* START Dataset extract *

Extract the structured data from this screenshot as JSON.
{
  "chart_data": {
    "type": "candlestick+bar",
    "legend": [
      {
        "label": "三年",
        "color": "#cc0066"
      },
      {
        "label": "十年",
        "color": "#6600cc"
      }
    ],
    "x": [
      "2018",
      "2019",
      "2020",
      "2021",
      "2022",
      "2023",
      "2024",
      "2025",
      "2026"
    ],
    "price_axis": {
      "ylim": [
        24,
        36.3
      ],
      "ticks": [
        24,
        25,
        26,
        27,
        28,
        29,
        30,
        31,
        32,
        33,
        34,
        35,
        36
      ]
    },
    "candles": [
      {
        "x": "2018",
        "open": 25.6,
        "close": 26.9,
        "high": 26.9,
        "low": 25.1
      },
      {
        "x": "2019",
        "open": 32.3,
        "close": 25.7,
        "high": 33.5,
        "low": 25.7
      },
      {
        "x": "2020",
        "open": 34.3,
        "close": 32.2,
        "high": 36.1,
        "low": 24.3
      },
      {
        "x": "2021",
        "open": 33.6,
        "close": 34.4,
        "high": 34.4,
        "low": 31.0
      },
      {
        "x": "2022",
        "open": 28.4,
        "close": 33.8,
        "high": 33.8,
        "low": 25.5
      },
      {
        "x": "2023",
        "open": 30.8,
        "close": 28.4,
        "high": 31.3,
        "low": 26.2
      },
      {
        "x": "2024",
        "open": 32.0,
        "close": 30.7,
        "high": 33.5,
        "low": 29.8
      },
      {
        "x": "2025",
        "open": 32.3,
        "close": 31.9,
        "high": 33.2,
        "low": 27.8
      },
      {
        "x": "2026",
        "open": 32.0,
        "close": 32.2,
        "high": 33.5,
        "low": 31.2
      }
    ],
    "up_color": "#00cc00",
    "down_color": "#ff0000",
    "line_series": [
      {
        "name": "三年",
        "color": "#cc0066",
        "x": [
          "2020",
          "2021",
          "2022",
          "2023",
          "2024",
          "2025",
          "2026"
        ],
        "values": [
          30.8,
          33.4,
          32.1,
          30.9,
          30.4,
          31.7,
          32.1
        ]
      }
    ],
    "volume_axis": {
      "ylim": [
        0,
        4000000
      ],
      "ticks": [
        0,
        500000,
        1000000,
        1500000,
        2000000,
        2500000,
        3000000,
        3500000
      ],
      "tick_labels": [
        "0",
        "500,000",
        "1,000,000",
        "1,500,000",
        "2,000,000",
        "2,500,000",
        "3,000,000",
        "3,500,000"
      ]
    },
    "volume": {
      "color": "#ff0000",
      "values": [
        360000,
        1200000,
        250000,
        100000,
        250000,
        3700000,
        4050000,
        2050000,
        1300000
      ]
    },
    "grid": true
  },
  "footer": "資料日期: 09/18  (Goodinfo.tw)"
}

* END Dataset extract *

Given instruction — Answer only with how many lines in the records include "high".

Response for this exercise — 9